WHAT YOU HAVE TO DO: State the number of lines below in which the word "мылом" appears. Nothing else belongs in the answer.

MATERIAL SUPPLIED:
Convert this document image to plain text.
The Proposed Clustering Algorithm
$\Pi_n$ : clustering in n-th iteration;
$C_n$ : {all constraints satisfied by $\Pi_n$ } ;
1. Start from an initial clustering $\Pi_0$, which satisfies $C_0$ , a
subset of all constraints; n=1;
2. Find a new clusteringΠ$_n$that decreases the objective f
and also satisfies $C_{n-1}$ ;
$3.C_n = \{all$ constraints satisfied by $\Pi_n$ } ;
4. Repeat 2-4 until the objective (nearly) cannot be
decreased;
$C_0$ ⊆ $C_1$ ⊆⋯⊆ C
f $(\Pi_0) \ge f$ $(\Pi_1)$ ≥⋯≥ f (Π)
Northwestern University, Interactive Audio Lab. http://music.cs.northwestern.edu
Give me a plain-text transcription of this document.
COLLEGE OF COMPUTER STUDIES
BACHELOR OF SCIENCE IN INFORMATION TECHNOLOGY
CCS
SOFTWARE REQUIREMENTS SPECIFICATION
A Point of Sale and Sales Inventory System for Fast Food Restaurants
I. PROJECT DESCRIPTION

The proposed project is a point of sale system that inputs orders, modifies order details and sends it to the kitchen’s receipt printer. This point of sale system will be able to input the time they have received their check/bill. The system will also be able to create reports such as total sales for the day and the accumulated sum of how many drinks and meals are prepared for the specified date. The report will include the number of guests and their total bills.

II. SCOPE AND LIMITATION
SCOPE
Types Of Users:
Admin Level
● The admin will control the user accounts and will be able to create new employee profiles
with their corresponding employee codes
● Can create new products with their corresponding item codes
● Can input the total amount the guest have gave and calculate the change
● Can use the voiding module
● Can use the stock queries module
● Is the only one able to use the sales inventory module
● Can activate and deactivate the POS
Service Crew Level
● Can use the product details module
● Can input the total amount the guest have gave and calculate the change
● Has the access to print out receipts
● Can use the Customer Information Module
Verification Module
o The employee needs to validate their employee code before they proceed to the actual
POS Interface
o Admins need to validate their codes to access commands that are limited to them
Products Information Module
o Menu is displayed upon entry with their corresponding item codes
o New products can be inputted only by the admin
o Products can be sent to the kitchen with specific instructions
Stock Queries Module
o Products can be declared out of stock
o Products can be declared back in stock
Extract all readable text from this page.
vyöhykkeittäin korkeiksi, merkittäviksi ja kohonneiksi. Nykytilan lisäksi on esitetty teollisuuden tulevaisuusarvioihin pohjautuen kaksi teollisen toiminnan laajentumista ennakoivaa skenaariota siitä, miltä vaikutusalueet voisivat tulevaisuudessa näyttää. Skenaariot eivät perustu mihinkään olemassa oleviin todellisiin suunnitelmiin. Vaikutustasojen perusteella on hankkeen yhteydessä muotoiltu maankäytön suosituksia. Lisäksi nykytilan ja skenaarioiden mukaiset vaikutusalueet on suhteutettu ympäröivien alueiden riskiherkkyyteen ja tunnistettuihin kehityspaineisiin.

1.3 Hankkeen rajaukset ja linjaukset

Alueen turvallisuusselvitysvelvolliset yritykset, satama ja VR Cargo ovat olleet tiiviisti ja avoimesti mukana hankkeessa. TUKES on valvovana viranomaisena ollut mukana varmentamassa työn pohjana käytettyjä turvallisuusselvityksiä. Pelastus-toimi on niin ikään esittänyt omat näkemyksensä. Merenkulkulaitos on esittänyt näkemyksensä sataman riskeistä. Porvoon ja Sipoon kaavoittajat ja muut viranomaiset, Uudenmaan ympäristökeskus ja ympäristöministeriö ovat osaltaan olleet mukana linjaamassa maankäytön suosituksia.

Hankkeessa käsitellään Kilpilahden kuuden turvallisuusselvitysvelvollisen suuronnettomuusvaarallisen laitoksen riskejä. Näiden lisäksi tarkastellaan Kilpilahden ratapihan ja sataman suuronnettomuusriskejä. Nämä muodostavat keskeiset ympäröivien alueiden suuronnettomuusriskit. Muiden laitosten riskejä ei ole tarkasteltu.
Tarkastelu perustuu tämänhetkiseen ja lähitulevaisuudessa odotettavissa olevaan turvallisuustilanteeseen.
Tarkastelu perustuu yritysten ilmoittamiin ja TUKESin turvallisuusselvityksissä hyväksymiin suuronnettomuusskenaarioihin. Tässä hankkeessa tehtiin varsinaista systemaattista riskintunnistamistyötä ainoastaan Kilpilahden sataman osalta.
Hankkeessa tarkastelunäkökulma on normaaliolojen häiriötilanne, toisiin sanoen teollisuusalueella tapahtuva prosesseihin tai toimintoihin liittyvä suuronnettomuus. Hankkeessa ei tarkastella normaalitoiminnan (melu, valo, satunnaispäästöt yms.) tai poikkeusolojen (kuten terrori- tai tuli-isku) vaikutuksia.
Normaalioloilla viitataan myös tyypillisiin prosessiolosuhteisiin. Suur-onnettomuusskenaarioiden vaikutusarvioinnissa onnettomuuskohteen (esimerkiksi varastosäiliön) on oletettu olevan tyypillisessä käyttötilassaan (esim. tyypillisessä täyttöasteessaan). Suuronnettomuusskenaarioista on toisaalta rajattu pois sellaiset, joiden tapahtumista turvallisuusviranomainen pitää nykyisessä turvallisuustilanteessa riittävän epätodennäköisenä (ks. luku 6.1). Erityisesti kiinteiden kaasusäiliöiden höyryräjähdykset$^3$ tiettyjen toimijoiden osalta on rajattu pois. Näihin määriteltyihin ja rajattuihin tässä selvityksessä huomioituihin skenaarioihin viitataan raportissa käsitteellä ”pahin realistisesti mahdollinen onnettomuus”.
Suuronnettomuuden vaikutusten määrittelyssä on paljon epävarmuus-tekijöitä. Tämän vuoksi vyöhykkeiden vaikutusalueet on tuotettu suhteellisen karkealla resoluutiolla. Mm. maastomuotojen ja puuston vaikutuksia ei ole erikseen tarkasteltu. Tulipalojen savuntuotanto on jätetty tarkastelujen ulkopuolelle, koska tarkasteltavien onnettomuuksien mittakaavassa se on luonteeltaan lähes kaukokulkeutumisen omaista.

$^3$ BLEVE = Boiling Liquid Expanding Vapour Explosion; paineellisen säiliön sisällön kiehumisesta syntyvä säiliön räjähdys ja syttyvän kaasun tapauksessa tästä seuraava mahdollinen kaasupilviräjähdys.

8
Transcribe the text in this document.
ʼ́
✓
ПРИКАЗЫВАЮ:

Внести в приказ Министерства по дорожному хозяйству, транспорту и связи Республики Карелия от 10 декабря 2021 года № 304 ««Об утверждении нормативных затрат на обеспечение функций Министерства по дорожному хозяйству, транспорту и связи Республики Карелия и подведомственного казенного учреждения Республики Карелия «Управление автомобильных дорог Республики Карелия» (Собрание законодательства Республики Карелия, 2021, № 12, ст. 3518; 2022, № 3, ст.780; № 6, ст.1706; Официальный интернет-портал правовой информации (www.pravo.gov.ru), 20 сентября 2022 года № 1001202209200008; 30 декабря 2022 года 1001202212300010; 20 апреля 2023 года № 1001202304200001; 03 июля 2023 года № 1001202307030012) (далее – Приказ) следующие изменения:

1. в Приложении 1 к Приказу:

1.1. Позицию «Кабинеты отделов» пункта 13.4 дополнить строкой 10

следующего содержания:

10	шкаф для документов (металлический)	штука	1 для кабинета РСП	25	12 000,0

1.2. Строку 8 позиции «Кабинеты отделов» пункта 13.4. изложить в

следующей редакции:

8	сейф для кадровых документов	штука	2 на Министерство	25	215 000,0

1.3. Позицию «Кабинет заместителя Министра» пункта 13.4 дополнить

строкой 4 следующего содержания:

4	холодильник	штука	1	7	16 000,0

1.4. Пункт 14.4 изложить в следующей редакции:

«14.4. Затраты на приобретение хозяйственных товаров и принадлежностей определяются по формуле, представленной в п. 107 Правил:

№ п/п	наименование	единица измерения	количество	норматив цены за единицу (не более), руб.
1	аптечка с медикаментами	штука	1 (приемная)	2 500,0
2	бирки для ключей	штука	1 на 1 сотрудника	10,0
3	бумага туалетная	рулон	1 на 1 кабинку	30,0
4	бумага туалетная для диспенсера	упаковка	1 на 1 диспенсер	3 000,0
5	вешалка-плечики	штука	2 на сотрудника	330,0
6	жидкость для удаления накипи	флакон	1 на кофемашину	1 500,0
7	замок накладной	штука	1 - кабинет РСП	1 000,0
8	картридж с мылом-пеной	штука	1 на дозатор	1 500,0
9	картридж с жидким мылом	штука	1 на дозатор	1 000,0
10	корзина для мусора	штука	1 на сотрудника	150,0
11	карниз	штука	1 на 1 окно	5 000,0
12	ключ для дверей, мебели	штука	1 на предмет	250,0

SOLUTION FOR THIS TASK: 2